··· THE RECORDS ···

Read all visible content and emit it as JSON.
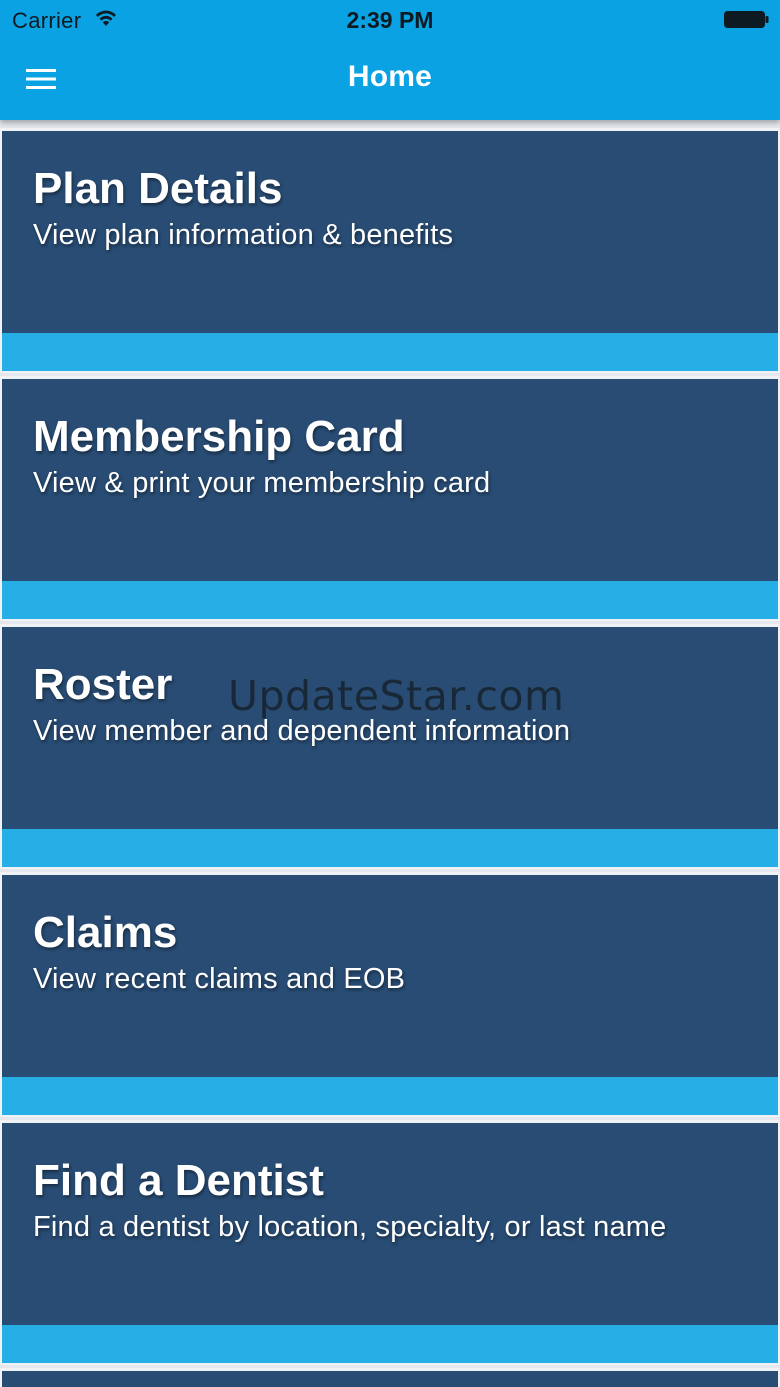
{
  "status_bar": {
    "carrier": "Carrier",
    "time": "2:39 PM",
    "wifi_icon": "wifi-icon",
    "battery_icon": "battery-icon"
  },
  "nav": {
    "title": "Home",
    "menu_icon": "hamburger-menu-icon"
  },
  "colors": {
    "nav_bar": "#0aa2e2",
    "tile_background": "#284c74",
    "tile_accent_strip": "#25afe6",
    "tile_text": "#ffffff"
  },
  "tiles": [
    {
      "title": "Plan Details",
      "subtitle": "View plan information & benefits"
    },
    {
      "title": "Membership Card",
      "subtitle": "View & print your membership card"
    },
    {
      "title": "Roster",
      "subtitle": "View member and dependent information"
    },
    {
      "title": "Claims",
      "subtitle": "View recent claims and EOB"
    },
    {
      "title": "Find a Dentist",
      "subtitle": "Find a dentist by location, specialty, or last name"
    }
  ],
  "watermark": "UpdateStar.com"
}
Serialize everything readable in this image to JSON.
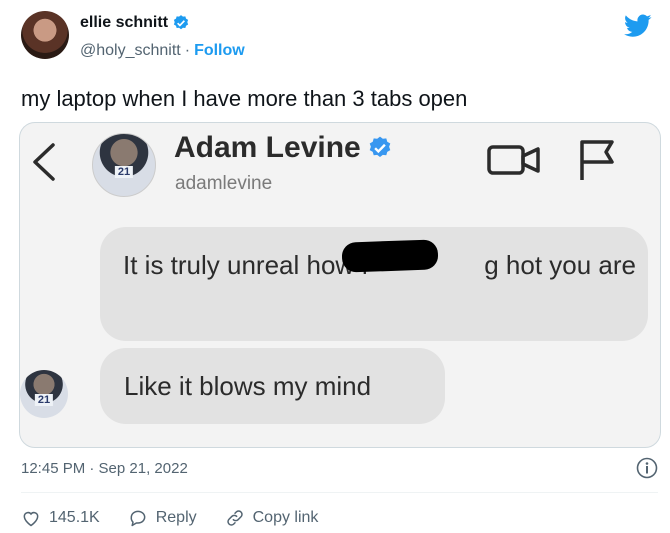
{
  "author": {
    "display_name": "ellie schnitt",
    "handle": "@holy_schnitt",
    "separator": "·",
    "follow_label": "Follow"
  },
  "tweet": {
    "text": "my laptop when I have more than 3 tabs open",
    "timestamp": "12:45 PM · Sep 21, 2022"
  },
  "media": {
    "dm_name": "Adam Levine",
    "dm_handle": "adamlevine",
    "avatar_jersey": "21",
    "messages": [
      "It is truly unreal how f                g hot you are",
      "Like it blows my mind"
    ]
  },
  "actions": {
    "likes": "145.1K",
    "reply_label": "Reply",
    "copy_label": "Copy link"
  },
  "colors": {
    "accent": "#1d9bf0",
    "muted": "#536471",
    "bubble": "#e2e2e2"
  }
}
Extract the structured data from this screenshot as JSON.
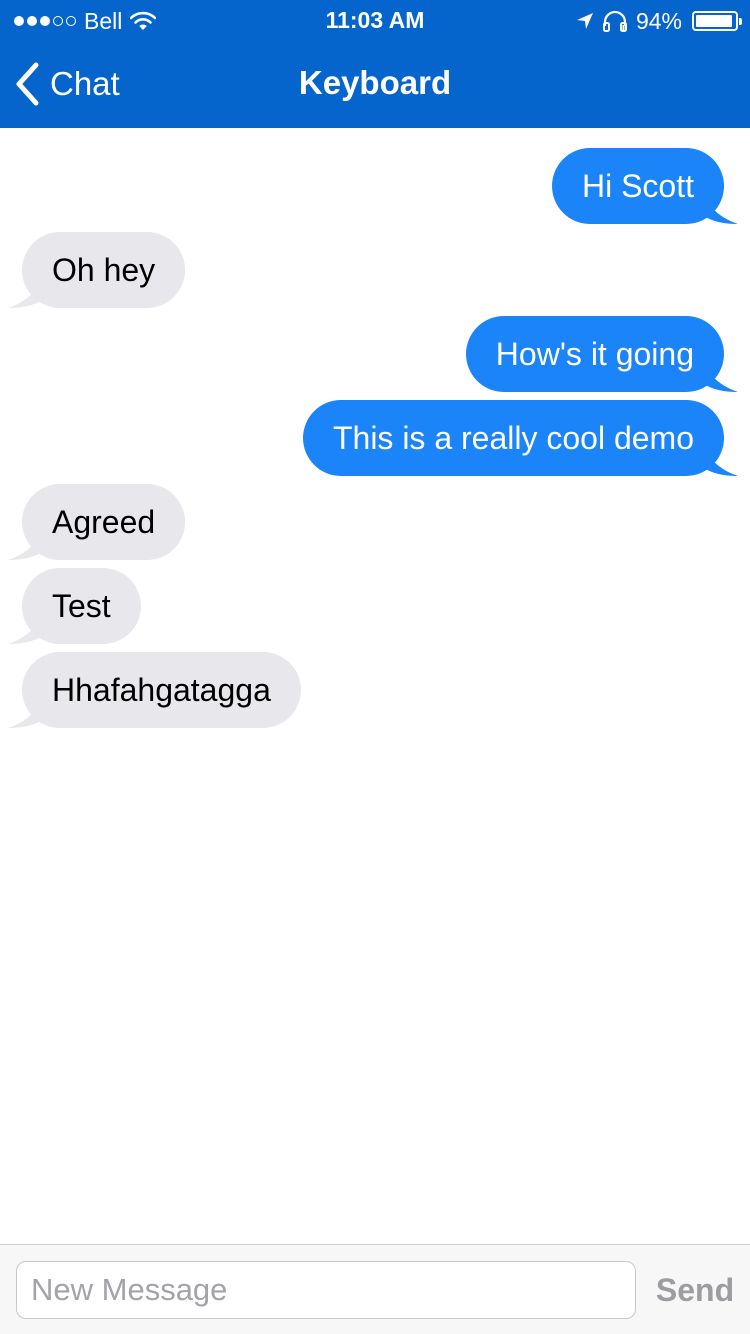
{
  "status_bar": {
    "carrier": "Bell",
    "time": "11:03 AM",
    "battery_percent_text": "94%",
    "battery_level": 0.94,
    "signal_bars_filled": 3,
    "signal_bars_total": 5,
    "icons": [
      "wifi-icon",
      "location-arrow-icon",
      "headphones-icon",
      "battery-icon"
    ]
  },
  "nav": {
    "back_label": "Chat",
    "title": "Keyboard"
  },
  "messages": [
    {
      "text": "Hi Scott",
      "direction": "outgoing"
    },
    {
      "text": "Oh hey",
      "direction": "incoming"
    },
    {
      "text": "How's it going",
      "direction": "outgoing"
    },
    {
      "text": "This is a really cool demo",
      "direction": "outgoing"
    },
    {
      "text": "Agreed",
      "direction": "incoming"
    },
    {
      "text": "Test",
      "direction": "incoming"
    },
    {
      "text": "Hhafahgatagga",
      "direction": "incoming"
    }
  ],
  "composer": {
    "placeholder": "New Message",
    "value": "",
    "send_label": "Send"
  },
  "colors": {
    "header_blue": "#0565cc",
    "outgoing_bubble": "#1a84f8",
    "incoming_bubble": "#e7e7ec",
    "send_disabled": "#9c9ca1"
  }
}
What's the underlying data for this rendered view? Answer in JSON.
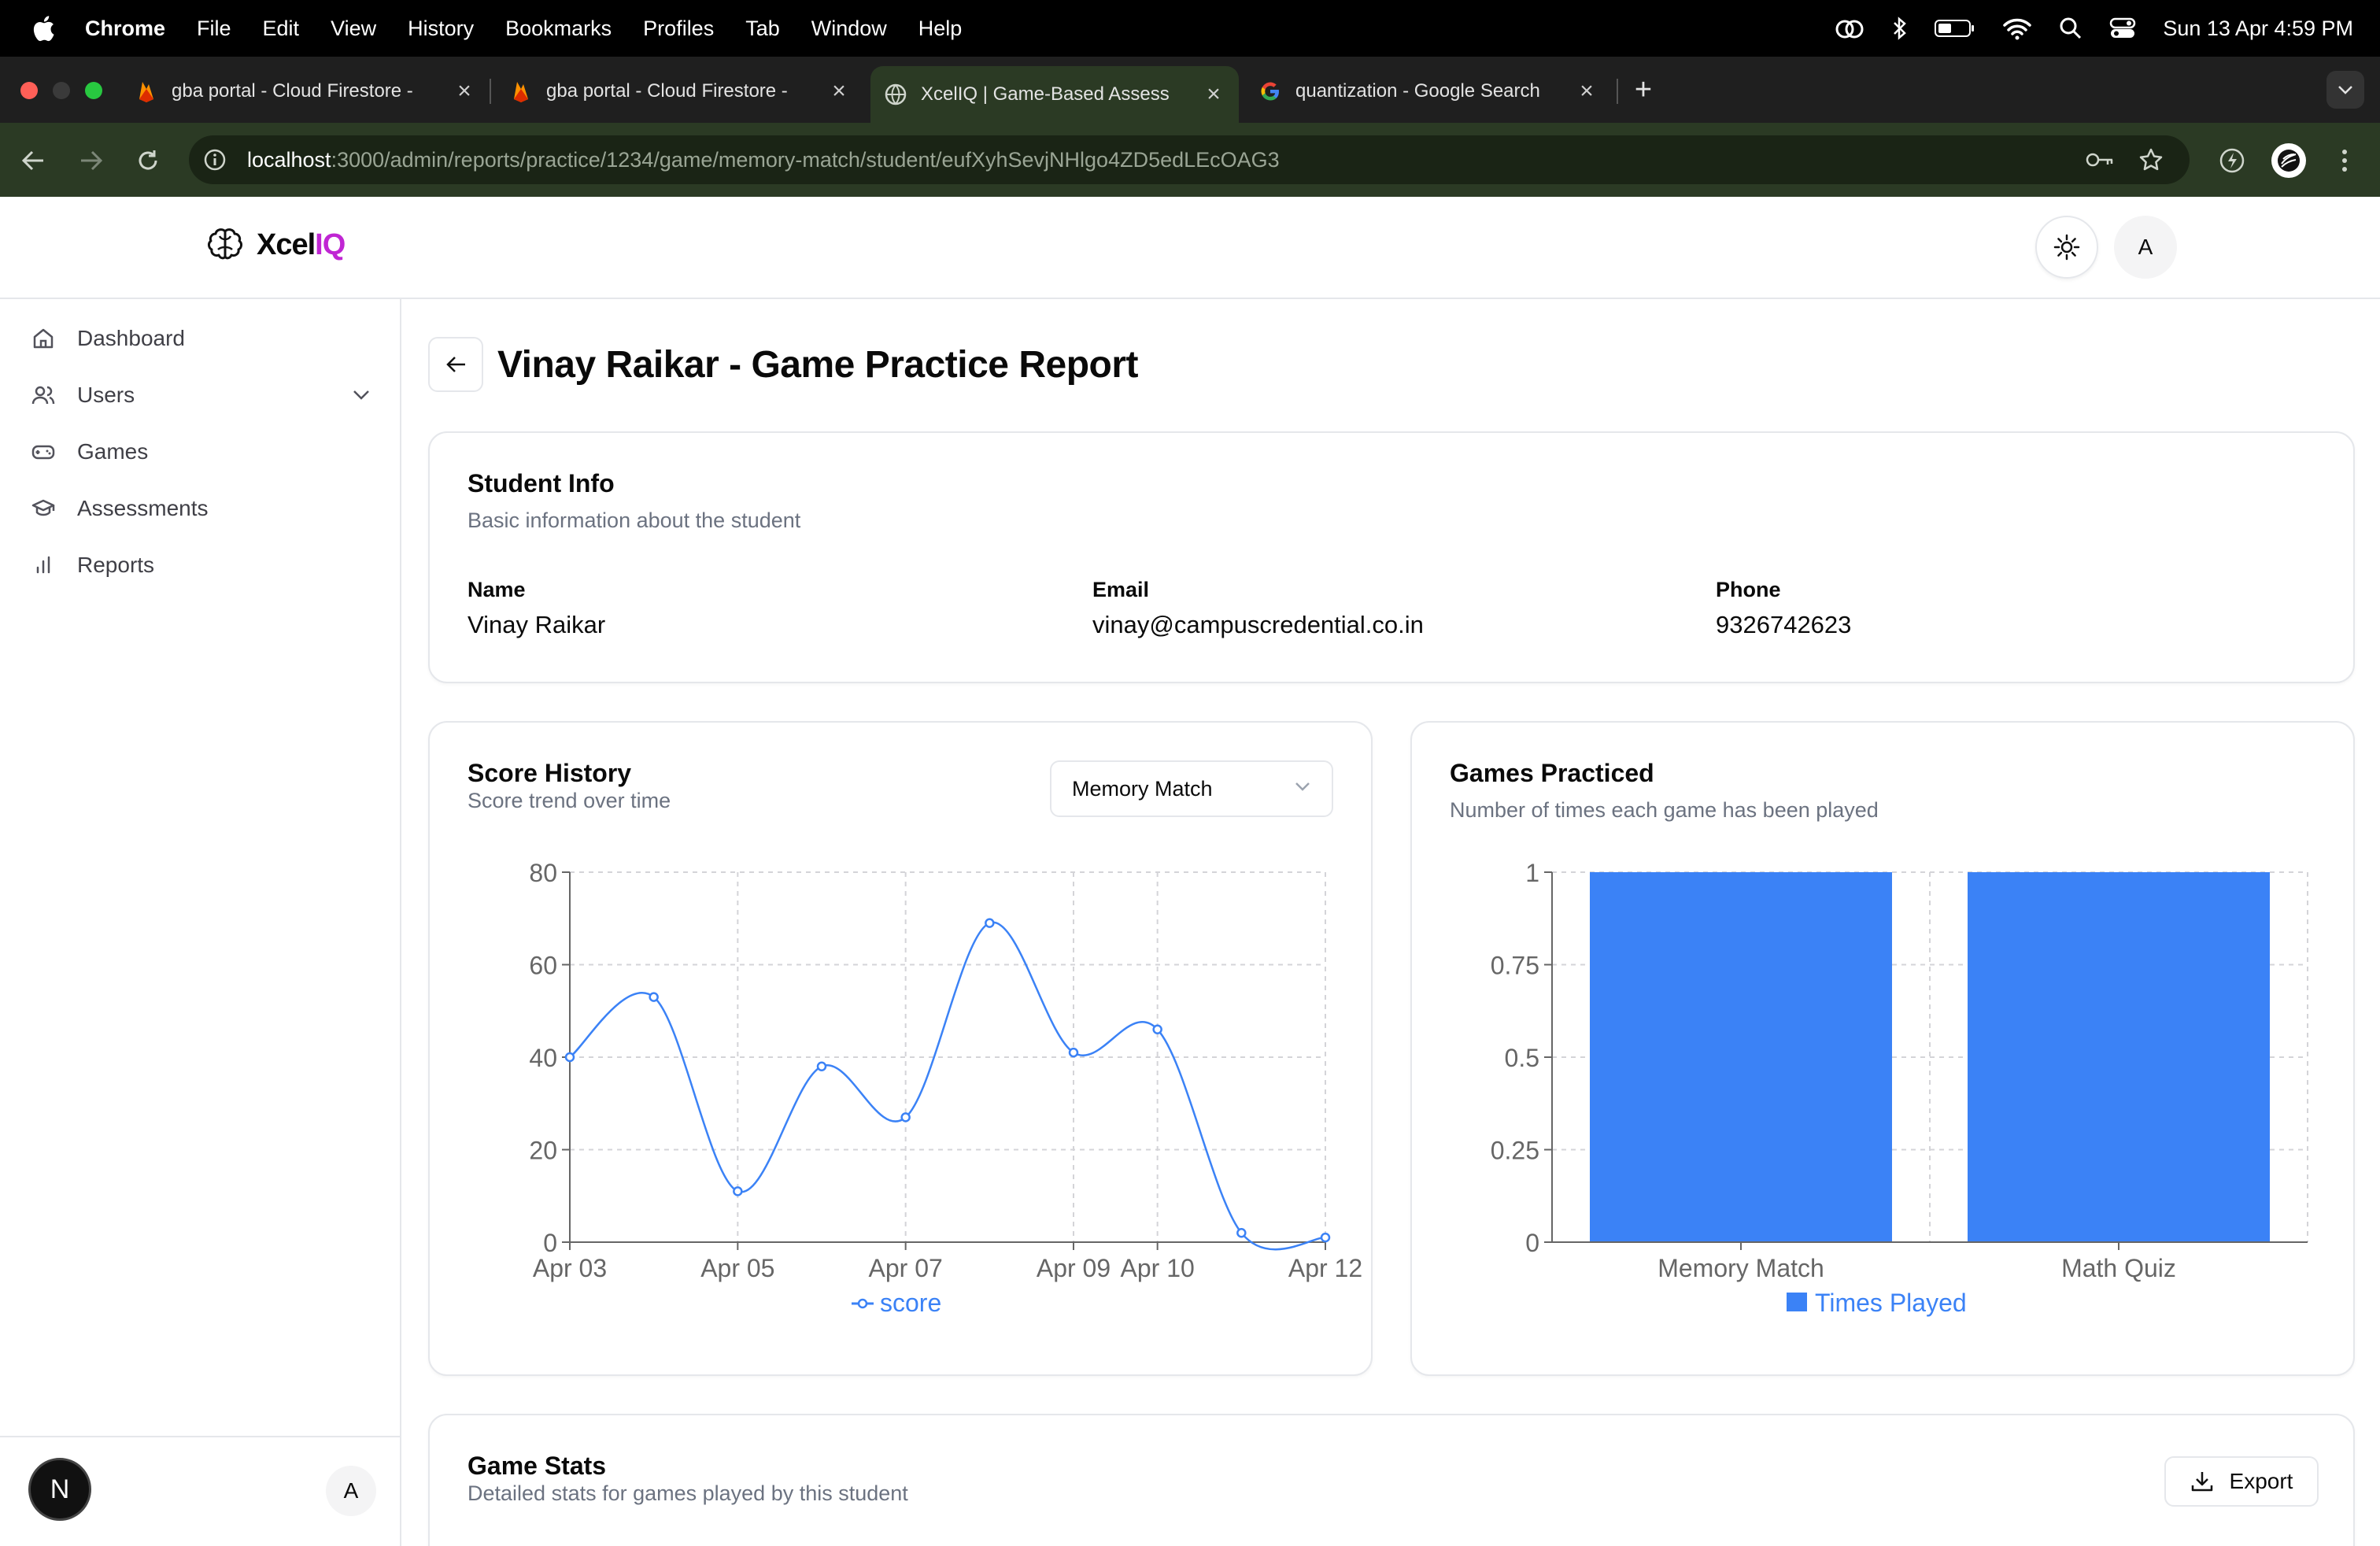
{
  "menubar": {
    "app_name": "Chrome",
    "items": [
      "File",
      "Edit",
      "View",
      "History",
      "Bookmarks",
      "Profiles",
      "Tab",
      "Window",
      "Help"
    ],
    "datetime": "Sun 13 Apr  4:59 PM"
  },
  "browser": {
    "tabs": [
      {
        "title": "gba portal - Cloud Firestore -",
        "icon": "firebase-icon"
      },
      {
        "title": "gba portal - Cloud Firestore -",
        "icon": "firebase-icon"
      },
      {
        "title": "XcelIQ | Game-Based Assess",
        "icon": "globe-icon"
      },
      {
        "title": "quantization - Google Search",
        "icon": "google-icon"
      }
    ],
    "url_host": "localhost",
    "url_path": ":3000/admin/reports/practice/1234/game/memory-match/student/eufXyhSevjNHlgo4ZD5edLEcOAG3"
  },
  "header": {
    "logo_text": "Xcel",
    "logo_accent": "IQ",
    "avatar_initial": "A"
  },
  "sidebar": {
    "items": [
      {
        "label": "Dashboard",
        "icon": "home-icon"
      },
      {
        "label": "Users",
        "icon": "users-icon"
      },
      {
        "label": "Games",
        "icon": "gamepad-icon"
      },
      {
        "label": "Assessments",
        "icon": "graduation-cap-icon"
      },
      {
        "label": "Reports",
        "icon": "bar-chart-icon"
      }
    ],
    "footer_badge": "N",
    "footer_avatar": "A"
  },
  "page": {
    "title": "Vinay Raikar - Game Practice Report"
  },
  "student_info": {
    "title": "Student Info",
    "subtitle": "Basic information about the student",
    "name_label": "Name",
    "name": "Vinay Raikar",
    "email_label": "Email",
    "email": "vinay@campuscredential.co.in",
    "phone_label": "Phone",
    "phone": "9326742623"
  },
  "score_history": {
    "title": "Score History",
    "subtitle": "Score trend over time",
    "selected_game": "Memory Match"
  },
  "games_practiced": {
    "title": "Games Practiced",
    "subtitle": "Number of times each game has been played"
  },
  "game_stats": {
    "title": "Game Stats",
    "subtitle": "Detailed stats for games played by this student",
    "export_label": "Export"
  },
  "colors": {
    "accent": "#3b82f6",
    "brand": "#c026d3"
  },
  "chart_data": [
    {
      "type": "line",
      "x": [
        "Apr 03",
        "Apr 04",
        "Apr 05",
        "Apr 06",
        "Apr 07",
        "Apr 08",
        "Apr 09",
        "Apr 10",
        "Apr 11",
        "Apr 12"
      ],
      "x_tick_labels": [
        "Apr 03",
        "Apr 05",
        "Apr 07",
        "Apr 09",
        "Apr 10",
        "Apr 12"
      ],
      "series": [
        {
          "name": "score",
          "values": [
            40,
            53,
            11,
            38,
            27,
            69,
            41,
            46,
            2,
            1
          ]
        }
      ],
      "y_ticks": [
        0,
        20,
        40,
        60,
        80
      ],
      "ylim": [
        0,
        80
      ],
      "grid": true,
      "legend": "bottom"
    },
    {
      "type": "bar",
      "categories": [
        "Memory Match",
        "Math Quiz"
      ],
      "series": [
        {
          "name": "Times Played",
          "values": [
            1,
            1
          ]
        }
      ],
      "y_ticks": [
        "0",
        "0.25",
        "0.5",
        "0.75",
        "1"
      ],
      "ylim": [
        0,
        1
      ],
      "grid": true,
      "legend": "bottom"
    }
  ]
}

···

■ WHAT THE EXERCISE ASKS
Exclude the pictures, and transcribe all of the material exactly.

■ COMPLETE OUTPUT
Read all visible content and emit it as JSON.
{
  "status_bar": {
    "carrier": "Carrier",
    "time": "2:39 PM",
    "wifi_icon": "wifi-icon",
    "battery_icon": "battery-icon"
  },
  "nav": {
    "title": "Home",
    "menu_icon": "hamburger-menu-icon"
  },
  "colors": {
    "nav_bar": "#0aa2e2",
    "tile_background": "#284c74",
    "tile_accent_strip": "#25afe6",
    "tile_text": "#ffffff"
  },
  "tiles": [
    {
      "title": "Plan Details",
      "subtitle": "View plan information & benefits"
    },
    {
      "title": "Membership Card",
      "subtitle": "View & print your membership card"
    },
    {
      "title": "Roster",
      "subtitle": "View member and dependent information"
    },
    {
      "title": "Claims",
      "subtitle": "View recent claims and EOB"
    },
    {
      "title": "Find a Dentist",
      "subtitle": "Find a dentist by location, specialty, or last name"
    }
  ],
  "watermark": "UpdateStar.com"
}
Serialize everything readable in this image to JSON.
{
  "author": {
    "display_name": "ellie schnitt",
    "handle": "@holy_schnitt",
    "separator": "·",
    "follow_label": "Follow"
  },
  "tweet": {
    "text": "my laptop when I have more than 3 tabs open",
    "timestamp": "12:45 PM · Sep 21, 2022"
  },
  "media": {
    "dm_name": "Adam Levine",
    "dm_handle": "adamlevine",
    "avatar_jersey": "21",
    "messages": [
      "It is truly unreal how f                g hot you are",
      "Like it blows my mind"
    ]
  },
  "actions": {
    "likes": "145.1K",
    "reply_label": "Reply",
    "copy_label": "Copy link"
  },
  "colors": {
    "accent": "#1d9bf0",
    "muted": "#536471",
    "bubble": "#e2e2e2"
  }
}
Extract the structured data from this screenshot as JSON.
{
  "status_bar": {
    "carrier": "Bell",
    "time": "11:03 AM",
    "battery_percent_text": "94%",
    "battery_level": 0.94,
    "signal_bars_filled": 3,
    "signal_bars_total": 5,
    "icons": [
      "wifi-icon",
      "location-arrow-icon",
      "headphones-icon",
      "battery-icon"
    ]
  },
  "nav": {
    "back_label": "Chat",
    "title": "Keyboard"
  },
  "messages": [
    {
      "text": "Hi Scott",
      "direction": "outgoing"
    },
    {
      "text": "Oh hey",
      "direction": "incoming"
    },
    {
      "text": "How's it going",
      "direction": "outgoing"
    },
    {
      "text": "This is a really cool demo",
      "direction": "outgoing"
    },
    {
      "text": "Agreed",
      "direction": "incoming"
    },
    {
      "text": "Test",
      "direction": "incoming"
    },
    {
      "text": "Hhafahgatagga",
      "direction": "incoming"
    }
  ],
  "composer": {
    "placeholder": "New Message",
    "value": "",
    "send_label": "Send"
  },
  "colors": {
    "header_blue": "#0565cc",
    "outgoing_bubble": "#1a84f8",
    "incoming_bubble": "#e7e7ec",
    "send_disabled": "#9c9ca1"
  }
}
What's the underlying data for this rendered view? Answer in JSON.
{
  "menubar": {
    "app_name": "Chrome",
    "items": [
      "File",
      "Edit",
      "View",
      "History",
      "Bookmarks",
      "Profiles",
      "Tab",
      "Window",
      "Help"
    ],
    "datetime": "Sun 13 Apr  4:59 PM"
  },
  "browser": {
    "tabs": [
      {
        "title": "gba portal - Cloud Firestore -",
        "icon": "firebase-icon"
      },
      {
        "title": "gba portal - Cloud Firestore -",
        "icon": "firebase-icon"
      },
      {
        "title": "XcelIQ | Game-Based Assess",
        "icon": "globe-icon"
      },
      {
        "title": "quantization - Google Search",
        "icon": "google-icon"
      }
    ],
    "url_host": "localhost",
    "url_path": ":3000/admin/reports/practice/1234/game/memory-match/student/eufXyhSevjNHlgo4ZD5edLEcOAG3"
  },
  "header": {
    "logo_text": "Xcel",
    "logo_accent": "IQ",
    "avatar_initial": "A"
  },
  "sidebar": {
    "items": [
      {
        "label": "Dashboard",
        "icon": "home-icon"
      },
      {
        "label": "Users",
        "icon": "users-icon"
      },
      {
        "label": "Games",
        "icon": "gamepad-icon"
      },
      {
        "label": "Assessments",
        "icon": "graduation-cap-icon"
      },
      {
        "label": "Reports",
        "icon": "bar-chart-icon"
      }
    ],
    "footer_badge": "N",
    "footer_avatar": "A"
  },
  "page": {
    "title": "Vinay Raikar - Game Practice Report"
  },
  "student_info": {
    "title": "Student Info",
    "subtitle": "Basic information about the student",
    "name_label": "Name",
    "name": "Vinay Raikar",
    "email_label": "Email",
    "email": "vinay@campuscredential.co.in",
    "phone_label": "Phone",
    "phone": "9326742623"
  },
  "score_history": {
    "title": "Score History",
    "subtitle": "Score trend over time",
    "selected_game": "Memory Match"
  },
  "games_practiced": {
    "title": "Games Practiced",
    "subtitle": "Number of times each game has been played"
  },
  "game_stats": {
    "title": "Game Stats",
    "subtitle": "Detailed stats for games played by this student",
    "export_label": "Export"
  },
  "colors": {
    "accent": "#3b82f6",
    "brand": "#c026d3"
  },
  "chart_data": [
    {
      "type": "line",
      "x": [
        "Apr 03",
        "Apr 04",
        "Apr 05",
        "Apr 06",
        "Apr 07",
        "Apr 08",
        "Apr 09",
        "Apr 10",
        "Apr 11",
        "Apr 12"
      ],
      "x_tick_labels": [
        "Apr 03",
        "Apr 05",
        "Apr 07",
        "Apr 09",
        "Apr 10",
        "Apr 12"
      ],
      "series": [
        {
          "name": "score",
          "values": [
            40,
            53,
            11,
            38,
            27,
            69,
            41,
            46,
            2,
            1
          ]
        }
      ],
      "y_ticks": [
        0,
        20,
        40,
        60,
        80
      ],
      "ylim": [
        0,
        80
      ],
      "grid": true,
      "legend": "bottom"
    },
    {
      "type": "bar",
      "categories": [
        "Memory Match",
        "Math Quiz"
      ],
      "series": [
        {
          "name": "Times Played",
          "values": [
            1,
            1
          ]
        }
      ],
      "y_ticks": [
        "0",
        "0.25",
        "0.5",
        "0.75",
        "1"
      ],
      "ylim": [
        0,
        1
      ],
      "grid": true,
      "legend": "bottom"
    }
  ]
}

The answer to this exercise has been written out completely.